What you are asked to do: Please repeat the whole listing exactly, but leave out any picture it holds.

Material for the task:
──────

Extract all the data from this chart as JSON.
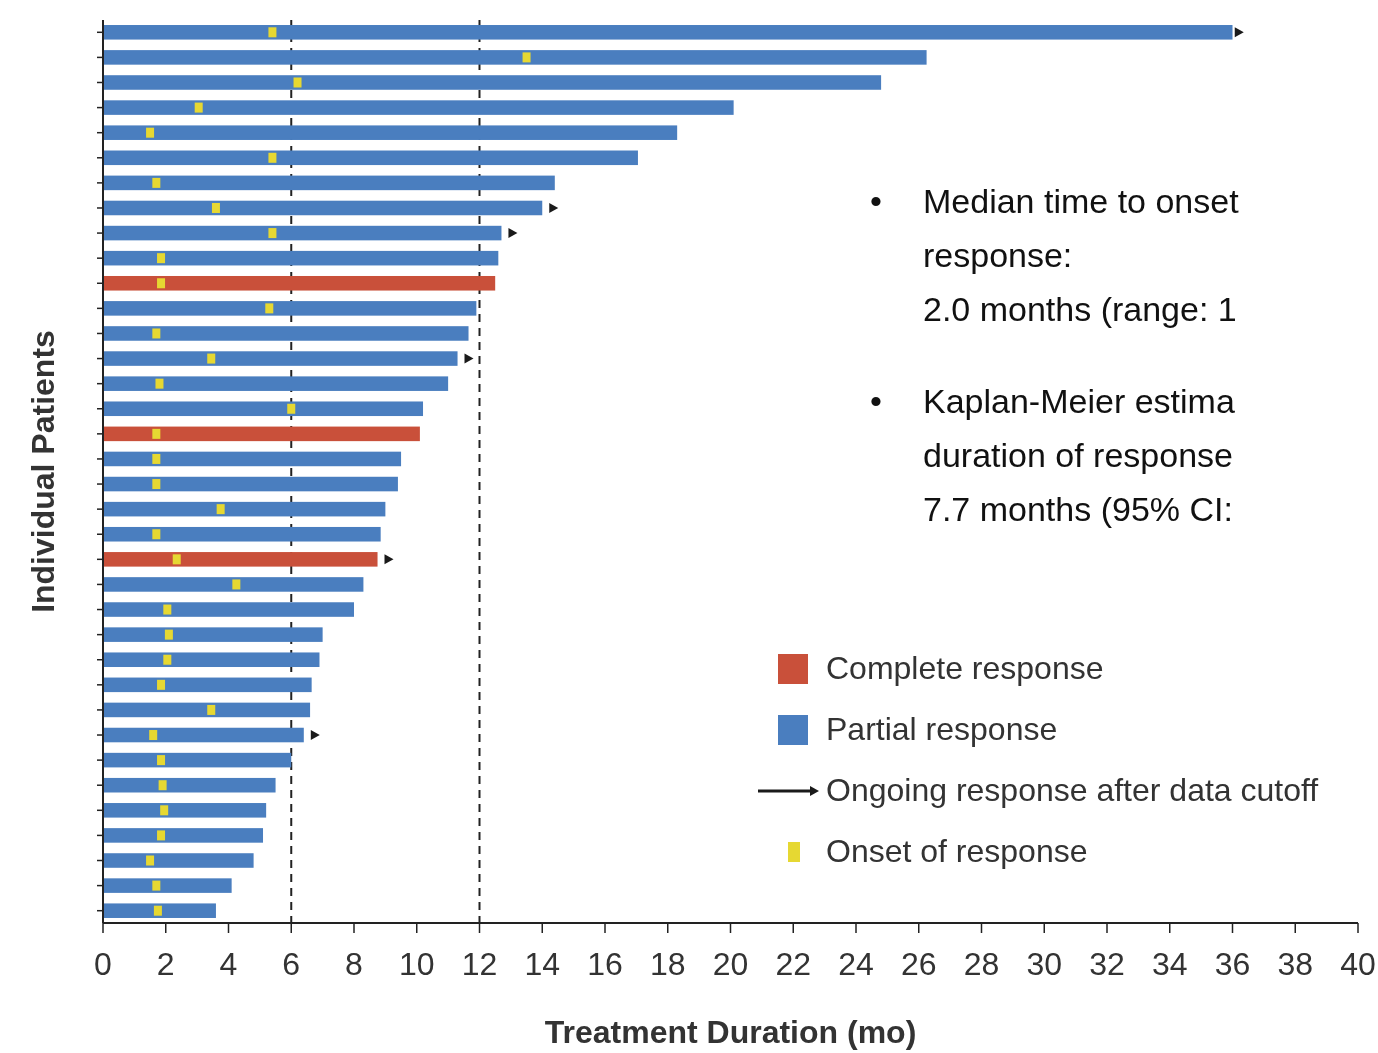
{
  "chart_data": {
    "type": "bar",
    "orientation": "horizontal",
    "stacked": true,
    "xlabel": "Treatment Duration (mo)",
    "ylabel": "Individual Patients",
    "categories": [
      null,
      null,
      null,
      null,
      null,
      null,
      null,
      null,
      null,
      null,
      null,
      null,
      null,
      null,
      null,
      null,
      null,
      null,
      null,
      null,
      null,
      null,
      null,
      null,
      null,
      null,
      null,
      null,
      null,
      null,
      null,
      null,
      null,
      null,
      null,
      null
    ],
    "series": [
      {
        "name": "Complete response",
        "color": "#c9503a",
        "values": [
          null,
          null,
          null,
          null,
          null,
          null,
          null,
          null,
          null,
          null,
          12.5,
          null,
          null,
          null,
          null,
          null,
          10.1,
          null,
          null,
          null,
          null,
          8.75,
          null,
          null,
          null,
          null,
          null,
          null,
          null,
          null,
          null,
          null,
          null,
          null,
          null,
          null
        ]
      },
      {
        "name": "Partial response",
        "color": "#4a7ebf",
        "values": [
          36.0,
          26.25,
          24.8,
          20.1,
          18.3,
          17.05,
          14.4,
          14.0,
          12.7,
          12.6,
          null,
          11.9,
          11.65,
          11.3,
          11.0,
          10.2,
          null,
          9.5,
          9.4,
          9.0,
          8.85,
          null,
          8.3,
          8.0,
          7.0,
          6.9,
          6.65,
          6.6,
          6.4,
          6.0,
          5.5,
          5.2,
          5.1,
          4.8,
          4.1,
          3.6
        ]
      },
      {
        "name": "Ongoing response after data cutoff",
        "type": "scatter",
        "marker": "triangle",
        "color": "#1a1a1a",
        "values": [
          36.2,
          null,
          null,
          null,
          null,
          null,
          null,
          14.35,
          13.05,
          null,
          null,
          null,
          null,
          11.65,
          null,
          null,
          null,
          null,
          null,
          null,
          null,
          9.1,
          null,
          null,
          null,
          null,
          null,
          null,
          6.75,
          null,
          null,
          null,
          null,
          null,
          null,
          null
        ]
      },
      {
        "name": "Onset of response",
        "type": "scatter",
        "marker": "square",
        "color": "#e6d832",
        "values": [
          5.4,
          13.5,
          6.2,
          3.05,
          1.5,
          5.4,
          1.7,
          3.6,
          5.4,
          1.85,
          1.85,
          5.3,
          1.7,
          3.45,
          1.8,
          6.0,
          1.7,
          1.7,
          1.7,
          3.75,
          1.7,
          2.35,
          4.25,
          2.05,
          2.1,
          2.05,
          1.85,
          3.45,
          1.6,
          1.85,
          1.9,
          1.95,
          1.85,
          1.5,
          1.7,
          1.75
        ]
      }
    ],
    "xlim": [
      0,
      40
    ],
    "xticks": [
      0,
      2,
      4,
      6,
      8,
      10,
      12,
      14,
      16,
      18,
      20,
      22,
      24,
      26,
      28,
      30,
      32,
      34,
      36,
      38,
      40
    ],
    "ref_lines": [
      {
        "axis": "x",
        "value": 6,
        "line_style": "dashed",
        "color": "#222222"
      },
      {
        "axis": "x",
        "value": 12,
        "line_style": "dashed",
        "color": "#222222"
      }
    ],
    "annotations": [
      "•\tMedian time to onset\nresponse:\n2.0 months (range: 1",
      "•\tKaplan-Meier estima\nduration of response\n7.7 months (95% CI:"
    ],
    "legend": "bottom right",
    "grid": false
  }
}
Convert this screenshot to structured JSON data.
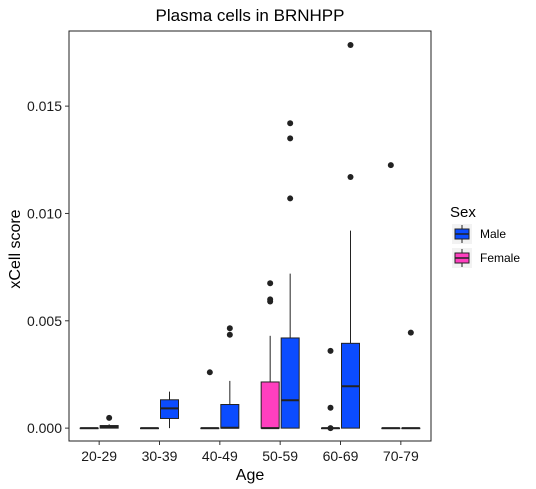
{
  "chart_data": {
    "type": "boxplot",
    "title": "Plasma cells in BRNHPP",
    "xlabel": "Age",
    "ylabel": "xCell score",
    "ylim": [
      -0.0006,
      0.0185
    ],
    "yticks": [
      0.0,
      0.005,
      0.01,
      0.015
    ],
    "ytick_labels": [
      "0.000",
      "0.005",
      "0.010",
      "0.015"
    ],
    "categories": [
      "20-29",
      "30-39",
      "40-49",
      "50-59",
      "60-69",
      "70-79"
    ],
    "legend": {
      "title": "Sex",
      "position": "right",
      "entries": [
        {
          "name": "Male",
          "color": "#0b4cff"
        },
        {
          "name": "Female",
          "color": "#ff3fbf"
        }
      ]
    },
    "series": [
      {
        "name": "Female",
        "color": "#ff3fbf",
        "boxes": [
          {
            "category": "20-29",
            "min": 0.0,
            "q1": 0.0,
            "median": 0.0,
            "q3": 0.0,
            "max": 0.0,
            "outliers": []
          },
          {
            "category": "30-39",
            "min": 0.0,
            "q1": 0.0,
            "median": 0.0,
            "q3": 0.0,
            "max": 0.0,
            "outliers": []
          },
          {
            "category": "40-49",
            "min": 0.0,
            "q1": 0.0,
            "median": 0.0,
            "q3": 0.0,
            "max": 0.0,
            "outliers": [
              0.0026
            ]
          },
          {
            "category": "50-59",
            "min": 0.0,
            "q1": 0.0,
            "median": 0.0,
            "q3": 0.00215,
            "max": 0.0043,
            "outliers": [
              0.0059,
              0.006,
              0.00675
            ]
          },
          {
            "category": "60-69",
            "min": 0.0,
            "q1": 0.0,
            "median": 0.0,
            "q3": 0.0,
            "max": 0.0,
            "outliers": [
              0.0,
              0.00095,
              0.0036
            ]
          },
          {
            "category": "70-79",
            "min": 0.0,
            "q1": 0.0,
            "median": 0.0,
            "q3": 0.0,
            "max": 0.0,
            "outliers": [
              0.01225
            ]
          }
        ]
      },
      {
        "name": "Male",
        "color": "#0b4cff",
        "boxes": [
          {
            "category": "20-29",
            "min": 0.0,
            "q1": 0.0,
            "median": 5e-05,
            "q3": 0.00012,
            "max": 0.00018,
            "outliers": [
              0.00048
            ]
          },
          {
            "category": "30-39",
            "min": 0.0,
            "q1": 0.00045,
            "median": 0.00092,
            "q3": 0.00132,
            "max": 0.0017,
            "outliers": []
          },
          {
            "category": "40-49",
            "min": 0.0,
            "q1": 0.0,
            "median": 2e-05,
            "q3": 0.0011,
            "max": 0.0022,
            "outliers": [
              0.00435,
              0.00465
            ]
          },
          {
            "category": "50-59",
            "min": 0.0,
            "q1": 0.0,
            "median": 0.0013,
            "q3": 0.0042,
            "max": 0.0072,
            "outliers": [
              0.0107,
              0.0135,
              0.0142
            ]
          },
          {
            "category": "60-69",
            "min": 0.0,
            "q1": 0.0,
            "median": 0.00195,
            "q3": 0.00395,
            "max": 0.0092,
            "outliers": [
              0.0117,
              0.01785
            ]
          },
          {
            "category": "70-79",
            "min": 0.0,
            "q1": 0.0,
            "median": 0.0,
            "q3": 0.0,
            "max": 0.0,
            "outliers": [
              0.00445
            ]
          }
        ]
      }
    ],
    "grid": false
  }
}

──────

Solution to this problem:
Extract all the data from this chart as JSON.
{
  "chart_data": {
    "type": "bar",
    "orientation": "horizontal",
    "stacked": true,
    "xlabel": "Treatment Duration (mo)",
    "ylabel": "Individual Patients",
    "categories": [
      null,
      null,
      null,
      null,
      null,
      null,
      null,
      null,
      null,
      null,
      null,
      null,
      null,
      null,
      null,
      null,
      null,
      null,
      null,
      null,
      null,
      null,
      null,
      null,
      null,
      null,
      null,
      null,
      null,
      null,
      null,
      null,
      null,
      null,
      null,
      null
    ],
    "series": [
      {
        "name": "Complete response",
        "color": "#c9503a",
        "values": [
          null,
          null,
          null,
          null,
          null,
          null,
          null,
          null,
          null,
          null,
          12.5,
          null,
          null,
          null,
          null,
          null,
          10.1,
          null,
          null,
          null,
          null,
          8.75,
          null,
          null,
          null,
          null,
          null,
          null,
          null,
          null,
          null,
          null,
          null,
          null,
          null,
          null
        ]
      },
      {
        "name": "Partial response",
        "color": "#4a7ebf",
        "values": [
          36.0,
          26.25,
          24.8,
          20.1,
          18.3,
          17.05,
          14.4,
          14.0,
          12.7,
          12.6,
          null,
          11.9,
          11.65,
          11.3,
          11.0,
          10.2,
          null,
          9.5,
          9.4,
          9.0,
          8.85,
          null,
          8.3,
          8.0,
          7.0,
          6.9,
          6.65,
          6.6,
          6.4,
          6.0,
          5.5,
          5.2,
          5.1,
          4.8,
          4.1,
          3.6
        ]
      },
      {
        "name": "Ongoing response after data cutoff",
        "type": "scatter",
        "marker": "triangle",
        "color": "#1a1a1a",
        "values": [
          36.2,
          null,
          null,
          null,
          null,
          null,
          null,
          14.35,
          13.05,
          null,
          null,
          null,
          null,
          11.65,
          null,
          null,
          null,
          null,
          null,
          null,
          null,
          9.1,
          null,
          null,
          null,
          null,
          null,
          null,
          6.75,
          null,
          null,
          null,
          null,
          null,
          null,
          null
        ]
      },
      {
        "name": "Onset of response",
        "type": "scatter",
        "marker": "square",
        "color": "#e6d832",
        "values": [
          5.4,
          13.5,
          6.2,
          3.05,
          1.5,
          5.4,
          1.7,
          3.6,
          5.4,
          1.85,
          1.85,
          5.3,
          1.7,
          3.45,
          1.8,
          6.0,
          1.7,
          1.7,
          1.7,
          3.75,
          1.7,
          2.35,
          4.25,
          2.05,
          2.1,
          2.05,
          1.85,
          3.45,
          1.6,
          1.85,
          1.9,
          1.95,
          1.85,
          1.5,
          1.7,
          1.75
        ]
      }
    ],
    "xlim": [
      0,
      40
    ],
    "xticks": [
      0,
      2,
      4,
      6,
      8,
      10,
      12,
      14,
      16,
      18,
      20,
      22,
      24,
      26,
      28,
      30,
      32,
      34,
      36,
      38,
      40
    ],
    "ref_lines": [
      {
        "axis": "x",
        "value": 6,
        "line_style": "dashed",
        "color": "#222222"
      },
      {
        "axis": "x",
        "value": 12,
        "line_style": "dashed",
        "color": "#222222"
      }
    ],
    "annotations": [
      "•\tMedian time to onset\nresponse:\n2.0 months (range: 1",
      "•\tKaplan-Meier estima\nduration of response\n7.7 months (95% CI:"
    ],
    "legend": "bottom right",
    "grid": false
  }
}
Convert this screenshot to structured JSON data.
{
  "chart_data": {
    "type": "boxplot",
    "title": "Plasma cells in BRNHPP",
    "xlabel": "Age",
    "ylabel": "xCell score",
    "ylim": [
      -0.0006,
      0.0185
    ],
    "yticks": [
      0.0,
      0.005,
      0.01,
      0.015
    ],
    "ytick_labels": [
      "0.000",
      "0.005",
      "0.010",
      "0.015"
    ],
    "categories": [
      "20-29",
      "30-39",
      "40-49",
      "50-59",
      "60-69",
      "70-79"
    ],
    "legend": {
      "title": "Sex",
      "position": "right",
      "entries": [
        {
          "name": "Male",
          "color": "#0b4cff"
        },
        {
          "name": "Female",
          "color": "#ff3fbf"
        }
      ]
    },
    "series": [
      {
        "name": "Female",
        "color": "#ff3fbf",
        "boxes": [
          {
            "category": "20-29",
            "min": 0.0,
            "q1": 0.0,
            "median": 0.0,
            "q3": 0.0,
            "max": 0.0,
            "outliers": []
          },
          {
            "category": "30-39",
            "min": 0.0,
            "q1": 0.0,
            "median": 0.0,
            "q3": 0.0,
            "max": 0.0,
            "outliers": []
          },
          {
            "category": "40-49",
            "min": 0.0,
            "q1": 0.0,
            "median": 0.0,
            "q3": 0.0,
            "max": 0.0,
            "outliers": [
              0.0026
            ]
          },
          {
            "category": "50-59",
            "min": 0.0,
            "q1": 0.0,
            "median": 0.0,
            "q3": 0.00215,
            "max": 0.0043,
            "outliers": [
              0.0059,
              0.006,
              0.00675
            ]
          },
          {
            "category": "60-69",
            "min": 0.0,
            "q1": 0.0,
            "median": 0.0,
            "q3": 0.0,
            "max": 0.0,
            "outliers": [
              0.0,
              0.00095,
              0.0036
            ]
          },
          {
            "category": "70-79",
            "min": 0.0,
            "q1": 0.0,
            "median": 0.0,
            "q3": 0.0,
            "max": 0.0,
            "outliers": [
              0.01225
            ]
          }
        ]
      },
      {
        "name": "Male",
        "color": "#0b4cff",
        "boxes": [
          {
            "category": "20-29",
            "min": 0.0,
            "q1": 0.0,
            "median": 5e-05,
            "q3": 0.00012,
            "max": 0.00018,
            "outliers": [
              0.00048
            ]
          },
          {
            "category": "30-39",
            "min": 0.0,
            "q1": 0.00045,
            "median": 0.00092,
            "q3": 0.00132,
            "max": 0.0017,
            "outliers": []
          },
          {
            "category": "40-49",
            "min": 0.0,
            "q1": 0.0,
            "median": 2e-05,
            "q3": 0.0011,
            "max": 0.0022,
            "outliers": [
              0.00435,
              0.00465
            ]
          },
          {
            "category": "50-59",
            "min": 0.0,
            "q1": 0.0,
            "median": 0.0013,
            "q3": 0.0042,
            "max": 0.0072,
            "outliers": [
              0.0107,
              0.0135,
              0.0142
            ]
          },
          {
            "category": "60-69",
            "min": 0.0,
            "q1": 0.0,
            "median": 0.00195,
            "q3": 0.00395,
            "max": 0.0092,
            "outliers": [
              0.0117,
              0.01785
            ]
          },
          {
            "category": "70-79",
            "min": 0.0,
            "q1": 0.0,
            "median": 0.0,
            "q3": 0.0,
            "max": 0.0,
            "outliers": [
              0.00445
            ]
          }
        ]
      }
    ],
    "grid": false
  }
}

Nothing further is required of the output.